# PROBLEM TO WORK ON
List each line of the data that holds the string "Kleines".

(Lines of data)
=-=-=-=-=

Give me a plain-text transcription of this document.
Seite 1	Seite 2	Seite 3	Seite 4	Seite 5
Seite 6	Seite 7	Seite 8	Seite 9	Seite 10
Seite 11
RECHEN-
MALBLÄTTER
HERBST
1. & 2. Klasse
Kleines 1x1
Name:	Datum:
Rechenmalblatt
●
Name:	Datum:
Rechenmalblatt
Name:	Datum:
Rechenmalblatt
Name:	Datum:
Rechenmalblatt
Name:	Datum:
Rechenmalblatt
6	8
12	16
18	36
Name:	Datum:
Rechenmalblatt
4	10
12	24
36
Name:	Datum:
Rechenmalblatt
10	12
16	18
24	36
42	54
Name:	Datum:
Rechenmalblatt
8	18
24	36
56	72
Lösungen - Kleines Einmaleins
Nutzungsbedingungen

=-=-=-=-=

# ANSWER TO THIS EXERCISE
Kleines 1x1
Lösungen - Kleines Einmaleins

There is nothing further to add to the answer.